Begin Task material
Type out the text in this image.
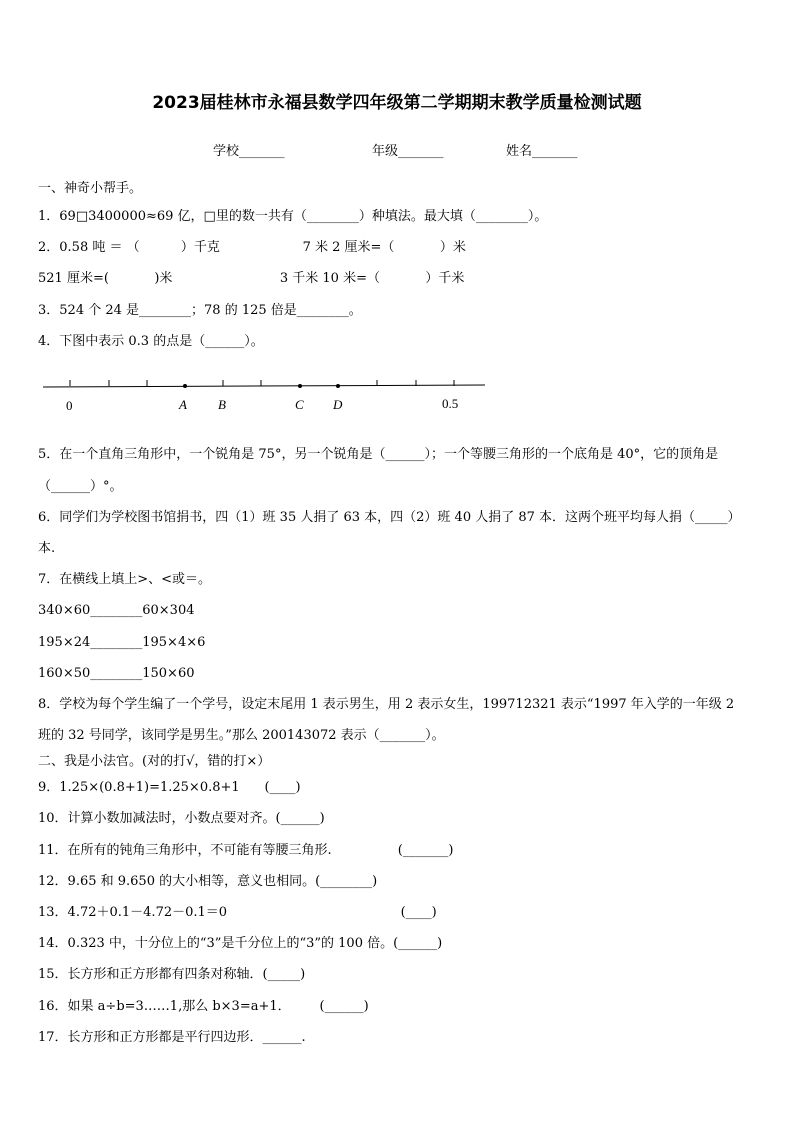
2023届桂林市永福县数学四年级第二学期期末教学质量检测试题
学校_______	年级_______	姓名_______
一、神奇小帮手。
1．69□3400000≈69 亿，□里的数一共有（________）种填法。最大填（________）。
2．0.58 吨 ＝ （          ）千克                    7 米 2 厘米=（           ）米
521 厘米=(           )米                          3 千米 10 米=（           ）千米
3．524 个 24 是________；78 的 125 倍是________。
4．下图中表示 0.3 的点是（______）。
0	A B	C D	0.5
5．在一个直角三角形中，一个锐角是 75°，另一个锐角是（______）；一个等腰三角形的一个底角是 40°，它的顶角是
（______）°。
6．同学们为学校图书馆捐书，四（1）班 35 人捐了 63 本，四（2）班 40 人捐了 87 本．这两个班平均每人捐（_____）
本.
7．在横线上填上>、<或＝。
340×60________60×304
195×24________195×4×6
160×50________150×60
8．学校为每个学生编了一个学号，设定末尾用 1 表示男生，用 2 表示女生，199712321 表示“1997 年入学的一年级 2
班的 32 号同学，该同学是男生。”那么 200143072 表示（_______）。
二、我是小法官。(对的打√，错的打×）
9．1.25×(0.8+1)=1.25×0.8+1      (____)
10．计算小数加减法时，小数点要对齐。(______)
11．在所有的钝角三角形中，不可能有等腰三角形.                (_______)
12．9.65 和 9.650 的大小相等，意义也相同。(________)
13．4.72＋0.1－4.72－0.1＝0                                          (____)
14．0.323 中，十分位上的“3”是千分位上的“3”的 100 倍。(______)
15．长方形和正方形都有四条对称轴．(_____)
16．如果 a÷b=3……1,那么 b×3=a+1．       (______)
17．长方形和正方形都是平行四边形．______.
End Task material
• **Problem requirements**
Reproduce every record above exactly, omitting the pictures.

• **Task result**
Type out the text in this image.
2023届桂林市永福县数学四年级第二学期期末教学质量检测试题
学校_______	年级_______	姓名_______
一、神奇小帮手。
1．69□3400000≈69 亿，□里的数一共有（________）种填法。最大填（________）。
2．0.58 吨 ＝ （          ）千克                    7 米 2 厘米=（           ）米
521 厘米=(           )米                          3 千米 10 米=（           ）千米
3．524 个 24 是________；78 的 125 倍是________。
4．下图中表示 0.3 的点是（______）。
0	A B	C D	0.5
5．在一个直角三角形中，一个锐角是 75°，另一个锐角是（______）；一个等腰三角形的一个底角是 40°，它的顶角是
（______）°。
6．同学们为学校图书馆捐书，四（1）班 35 人捐了 63 本，四（2）班 40 人捐了 87 本．这两个班平均每人捐（_____）
本.
7．在横线上填上>、<或＝。
340×60________60×304
195×24________195×4×6
160×50________150×60
8．学校为每个学生编了一个学号，设定末尾用 1 表示男生，用 2 表示女生，199712321 表示“1997 年入学的一年级 2
班的 32 号同学，该同学是男生。”那么 200143072 表示（_______）。
二、我是小法官。(对的打√，错的打×）
9．1.25×(0.8+1)=1.25×0.8+1      (____)
10．计算小数加减法时，小数点要对齐。(______)
11．在所有的钝角三角形中，不可能有等腰三角形.                (_______)
12．9.65 和 9.650 的大小相等，意义也相同。(________)
13．4.72＋0.1－4.72－0.1＝0                                          (____)
14．0.323 中，十分位上的“3”是千分位上的“3”的 100 倍。(______)
15．长方形和正方形都有四条对称轴．(_____)
16．如果 a÷b=3……1,那么 b×3=a+1．       (______)
17．长方形和正方形都是平行四边形．______.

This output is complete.